What is being asked
Copy out the stretch of the listing from its first line through the line that contains "delete-icon[interactable] bbox=[509, 93, 525, 109]", including both ends.

Region annotation records
########################################
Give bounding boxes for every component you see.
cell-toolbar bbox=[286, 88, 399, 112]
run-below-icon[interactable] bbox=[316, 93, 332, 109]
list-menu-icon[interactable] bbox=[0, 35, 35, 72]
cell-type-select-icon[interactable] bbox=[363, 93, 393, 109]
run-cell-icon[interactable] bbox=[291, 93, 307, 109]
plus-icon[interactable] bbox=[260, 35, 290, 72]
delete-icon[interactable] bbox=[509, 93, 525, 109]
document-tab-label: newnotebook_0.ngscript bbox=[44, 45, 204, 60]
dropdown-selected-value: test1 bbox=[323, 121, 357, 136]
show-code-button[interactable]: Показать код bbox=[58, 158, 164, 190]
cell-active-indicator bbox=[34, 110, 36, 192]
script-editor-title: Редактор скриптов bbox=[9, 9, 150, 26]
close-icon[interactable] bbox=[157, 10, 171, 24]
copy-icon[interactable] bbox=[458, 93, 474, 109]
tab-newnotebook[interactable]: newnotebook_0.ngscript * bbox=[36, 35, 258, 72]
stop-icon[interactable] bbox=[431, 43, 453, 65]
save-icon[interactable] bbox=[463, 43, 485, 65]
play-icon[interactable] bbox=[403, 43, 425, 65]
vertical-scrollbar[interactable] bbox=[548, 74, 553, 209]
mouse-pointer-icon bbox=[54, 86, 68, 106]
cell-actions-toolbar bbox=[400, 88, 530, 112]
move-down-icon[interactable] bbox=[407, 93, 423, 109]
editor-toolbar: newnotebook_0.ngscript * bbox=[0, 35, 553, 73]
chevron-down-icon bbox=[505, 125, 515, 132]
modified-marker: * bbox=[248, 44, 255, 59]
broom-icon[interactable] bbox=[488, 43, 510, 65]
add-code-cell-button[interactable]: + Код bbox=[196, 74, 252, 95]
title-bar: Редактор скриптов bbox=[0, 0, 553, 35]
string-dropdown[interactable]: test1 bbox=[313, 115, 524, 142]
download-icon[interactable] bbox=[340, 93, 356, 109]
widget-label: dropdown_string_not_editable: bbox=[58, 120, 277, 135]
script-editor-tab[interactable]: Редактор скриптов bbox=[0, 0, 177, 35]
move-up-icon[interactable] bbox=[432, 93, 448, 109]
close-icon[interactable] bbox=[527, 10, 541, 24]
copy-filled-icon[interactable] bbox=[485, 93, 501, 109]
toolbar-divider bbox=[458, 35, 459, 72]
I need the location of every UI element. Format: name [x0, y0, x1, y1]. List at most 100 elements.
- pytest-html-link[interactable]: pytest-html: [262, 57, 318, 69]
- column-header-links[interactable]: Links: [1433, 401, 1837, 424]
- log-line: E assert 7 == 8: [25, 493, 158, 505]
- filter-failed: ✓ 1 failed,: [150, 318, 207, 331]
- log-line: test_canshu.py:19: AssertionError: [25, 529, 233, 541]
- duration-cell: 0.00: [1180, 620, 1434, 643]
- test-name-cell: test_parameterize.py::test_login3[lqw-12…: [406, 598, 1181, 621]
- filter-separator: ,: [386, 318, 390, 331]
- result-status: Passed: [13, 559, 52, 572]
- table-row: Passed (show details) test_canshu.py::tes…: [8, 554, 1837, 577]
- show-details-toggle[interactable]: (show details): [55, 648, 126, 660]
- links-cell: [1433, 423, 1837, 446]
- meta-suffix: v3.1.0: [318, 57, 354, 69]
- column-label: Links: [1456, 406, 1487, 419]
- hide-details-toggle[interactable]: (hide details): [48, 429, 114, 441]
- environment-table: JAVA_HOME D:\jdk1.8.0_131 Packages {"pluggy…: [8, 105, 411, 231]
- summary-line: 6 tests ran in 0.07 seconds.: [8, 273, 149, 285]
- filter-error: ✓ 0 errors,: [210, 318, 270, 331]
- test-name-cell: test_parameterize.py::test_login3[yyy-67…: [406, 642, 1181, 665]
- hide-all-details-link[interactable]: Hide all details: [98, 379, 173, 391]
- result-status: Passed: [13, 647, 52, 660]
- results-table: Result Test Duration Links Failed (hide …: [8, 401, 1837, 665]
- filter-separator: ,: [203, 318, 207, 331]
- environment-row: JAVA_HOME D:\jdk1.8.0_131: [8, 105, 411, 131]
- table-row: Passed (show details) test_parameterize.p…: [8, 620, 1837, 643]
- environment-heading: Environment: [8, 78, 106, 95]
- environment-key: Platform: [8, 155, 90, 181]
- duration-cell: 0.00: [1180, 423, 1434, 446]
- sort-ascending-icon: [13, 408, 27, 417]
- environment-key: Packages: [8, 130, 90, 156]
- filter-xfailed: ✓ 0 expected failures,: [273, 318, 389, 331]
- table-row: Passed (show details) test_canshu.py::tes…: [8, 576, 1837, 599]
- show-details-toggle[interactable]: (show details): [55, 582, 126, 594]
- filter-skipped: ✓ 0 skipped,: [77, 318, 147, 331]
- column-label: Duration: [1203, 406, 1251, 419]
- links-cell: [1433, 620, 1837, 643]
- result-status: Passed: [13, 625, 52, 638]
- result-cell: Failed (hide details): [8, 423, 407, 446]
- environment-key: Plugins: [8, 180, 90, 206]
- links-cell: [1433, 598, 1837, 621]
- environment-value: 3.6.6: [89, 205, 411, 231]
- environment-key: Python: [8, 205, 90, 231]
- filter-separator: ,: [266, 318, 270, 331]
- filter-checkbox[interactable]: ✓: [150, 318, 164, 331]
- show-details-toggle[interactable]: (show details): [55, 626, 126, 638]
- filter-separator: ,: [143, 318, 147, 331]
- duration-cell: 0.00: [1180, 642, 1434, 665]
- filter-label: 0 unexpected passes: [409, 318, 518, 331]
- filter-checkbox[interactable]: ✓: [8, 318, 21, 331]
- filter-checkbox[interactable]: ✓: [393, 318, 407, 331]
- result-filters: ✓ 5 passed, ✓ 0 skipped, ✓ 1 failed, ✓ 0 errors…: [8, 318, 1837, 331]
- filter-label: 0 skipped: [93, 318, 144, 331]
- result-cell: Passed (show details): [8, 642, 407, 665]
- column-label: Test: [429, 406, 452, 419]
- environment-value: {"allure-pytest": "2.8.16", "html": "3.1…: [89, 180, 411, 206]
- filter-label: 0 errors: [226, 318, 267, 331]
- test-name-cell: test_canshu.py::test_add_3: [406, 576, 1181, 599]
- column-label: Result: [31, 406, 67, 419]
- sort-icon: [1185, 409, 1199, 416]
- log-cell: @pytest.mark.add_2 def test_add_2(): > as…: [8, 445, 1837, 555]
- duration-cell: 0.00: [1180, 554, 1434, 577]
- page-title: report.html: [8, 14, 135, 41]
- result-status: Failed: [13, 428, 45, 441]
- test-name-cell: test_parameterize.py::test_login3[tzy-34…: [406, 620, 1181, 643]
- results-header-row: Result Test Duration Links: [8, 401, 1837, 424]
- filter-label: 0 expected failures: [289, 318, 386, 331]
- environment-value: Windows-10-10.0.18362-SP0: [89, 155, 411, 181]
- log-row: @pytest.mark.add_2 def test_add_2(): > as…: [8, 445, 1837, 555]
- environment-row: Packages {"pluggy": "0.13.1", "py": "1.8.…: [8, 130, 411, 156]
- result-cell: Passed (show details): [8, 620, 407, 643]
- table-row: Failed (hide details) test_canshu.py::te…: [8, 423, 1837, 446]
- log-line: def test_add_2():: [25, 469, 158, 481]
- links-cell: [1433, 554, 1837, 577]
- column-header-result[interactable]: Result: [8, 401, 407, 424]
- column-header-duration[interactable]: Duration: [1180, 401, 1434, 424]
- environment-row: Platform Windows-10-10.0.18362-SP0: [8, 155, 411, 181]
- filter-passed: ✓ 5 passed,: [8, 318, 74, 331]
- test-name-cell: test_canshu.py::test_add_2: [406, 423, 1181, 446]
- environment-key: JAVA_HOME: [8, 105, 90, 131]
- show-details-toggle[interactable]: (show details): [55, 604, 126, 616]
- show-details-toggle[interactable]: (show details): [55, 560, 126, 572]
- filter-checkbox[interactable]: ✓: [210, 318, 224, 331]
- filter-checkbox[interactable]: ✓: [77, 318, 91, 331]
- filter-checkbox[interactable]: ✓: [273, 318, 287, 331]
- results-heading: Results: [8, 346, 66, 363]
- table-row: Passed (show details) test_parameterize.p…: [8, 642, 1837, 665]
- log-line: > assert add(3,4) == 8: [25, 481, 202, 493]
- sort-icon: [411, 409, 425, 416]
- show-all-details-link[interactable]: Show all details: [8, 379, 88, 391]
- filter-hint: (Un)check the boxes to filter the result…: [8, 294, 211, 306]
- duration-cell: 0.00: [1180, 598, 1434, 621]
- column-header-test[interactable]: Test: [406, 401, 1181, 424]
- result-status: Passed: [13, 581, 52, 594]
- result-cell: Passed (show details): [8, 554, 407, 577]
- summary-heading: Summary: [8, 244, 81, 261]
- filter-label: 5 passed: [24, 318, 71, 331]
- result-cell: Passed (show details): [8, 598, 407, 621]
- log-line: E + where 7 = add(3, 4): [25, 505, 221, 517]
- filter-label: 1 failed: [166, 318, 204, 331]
########################################
Answer below
Give bounding boxes for every component you see.
cell-toolbar bbox=[286, 88, 399, 112]
run-below-icon[interactable] bbox=[316, 93, 332, 109]
list-menu-icon[interactable] bbox=[0, 35, 35, 72]
cell-type-select-icon[interactable] bbox=[363, 93, 393, 109]
run-cell-icon[interactable] bbox=[291, 93, 307, 109]
plus-icon[interactable] bbox=[260, 35, 290, 72]
delete-icon[interactable] bbox=[509, 93, 525, 109]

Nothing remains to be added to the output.